*Exercise aim*: Print each of the entries exactly, leaving nothing out.

* begin Dataset records *

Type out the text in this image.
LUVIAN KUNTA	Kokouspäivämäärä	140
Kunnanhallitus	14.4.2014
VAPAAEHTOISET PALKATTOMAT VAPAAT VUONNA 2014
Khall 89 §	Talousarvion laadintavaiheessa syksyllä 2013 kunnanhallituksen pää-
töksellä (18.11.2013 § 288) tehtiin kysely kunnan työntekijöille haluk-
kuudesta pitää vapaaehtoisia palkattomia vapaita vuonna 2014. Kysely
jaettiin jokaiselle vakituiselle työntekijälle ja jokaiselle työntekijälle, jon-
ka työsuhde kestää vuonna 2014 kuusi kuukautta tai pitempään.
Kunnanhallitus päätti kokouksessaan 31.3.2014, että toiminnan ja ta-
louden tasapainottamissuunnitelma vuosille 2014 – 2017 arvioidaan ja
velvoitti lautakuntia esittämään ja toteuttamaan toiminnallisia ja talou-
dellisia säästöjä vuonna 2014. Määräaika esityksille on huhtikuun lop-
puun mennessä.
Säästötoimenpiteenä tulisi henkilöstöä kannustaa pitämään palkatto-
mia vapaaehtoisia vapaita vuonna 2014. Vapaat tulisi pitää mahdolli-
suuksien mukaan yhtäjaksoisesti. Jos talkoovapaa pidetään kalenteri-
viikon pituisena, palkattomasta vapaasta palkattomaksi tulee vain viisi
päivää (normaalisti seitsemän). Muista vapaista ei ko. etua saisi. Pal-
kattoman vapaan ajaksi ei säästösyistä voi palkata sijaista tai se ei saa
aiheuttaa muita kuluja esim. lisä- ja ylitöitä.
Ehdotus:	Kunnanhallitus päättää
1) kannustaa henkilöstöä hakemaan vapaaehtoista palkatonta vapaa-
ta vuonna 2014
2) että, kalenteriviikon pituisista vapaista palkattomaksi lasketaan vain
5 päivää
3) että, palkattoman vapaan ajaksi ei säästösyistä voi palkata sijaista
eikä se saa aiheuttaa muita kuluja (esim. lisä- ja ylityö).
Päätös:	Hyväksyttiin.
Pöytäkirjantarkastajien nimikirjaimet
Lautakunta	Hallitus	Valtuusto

* end Dataset records *

*Completed task*:
Type out the text in this image.
LUVIAN KUNTA	Kokouspäivämäärä	140
Kunnanhallitus	14.4.2014
VAPAAEHTOISET PALKATTOMAT VAPAAT VUONNA 2014
Khall 89 §	Talousarvion laadintavaiheessa syksyllä 2013 kunnanhallituksen pää-
töksellä (18.11.2013 § 288) tehtiin kysely kunnan työntekijöille haluk-
kuudesta pitää vapaaehtoisia palkattomia vapaita vuonna 2014. Kysely
jaettiin jokaiselle vakituiselle työntekijälle ja jokaiselle työntekijälle, jon-
ka työsuhde kestää vuonna 2014 kuusi kuukautta tai pitempään.
Kunnanhallitus päätti kokouksessaan 31.3.2014, että toiminnan ja ta-
louden tasapainottamissuunnitelma vuosille 2014 – 2017 arvioidaan ja
velvoitti lautakuntia esittämään ja toteuttamaan toiminnallisia ja talou-
dellisia säästöjä vuonna 2014. Määräaika esityksille on huhtikuun lop-
puun mennessä.
Säästötoimenpiteenä tulisi henkilöstöä kannustaa pitämään palkatto-
mia vapaaehtoisia vapaita vuonna 2014. Vapaat tulisi pitää mahdolli-
suuksien mukaan yhtäjaksoisesti. Jos talkoovapaa pidetään kalenteri-
viikon pituisena, palkattomasta vapaasta palkattomaksi tulee vain viisi
päivää (normaalisti seitsemän). Muista vapaista ei ko. etua saisi. Pal-
kattoman vapaan ajaksi ei säästösyistä voi palkata sijaista tai se ei saa
aiheuttaa muita kuluja esim. lisä- ja ylitöitä.
Ehdotus:	Kunnanhallitus päättää
1) kannustaa henkilöstöä hakemaan vapaaehtoista palkatonta vapaa-
ta vuonna 2014
2) että, kalenteriviikon pituisista vapaista palkattomaksi lasketaan vain
5 päivää
3) että, palkattoman vapaan ajaksi ei säästösyistä voi palkata sijaista
eikä se saa aiheuttaa muita kuluja (esim. lisä- ja ylityö).
Päätös:	Hyväksyttiin.
Pöytäkirjantarkastajien nimikirjaimet
Lautakunta	Hallitus	Valtuusto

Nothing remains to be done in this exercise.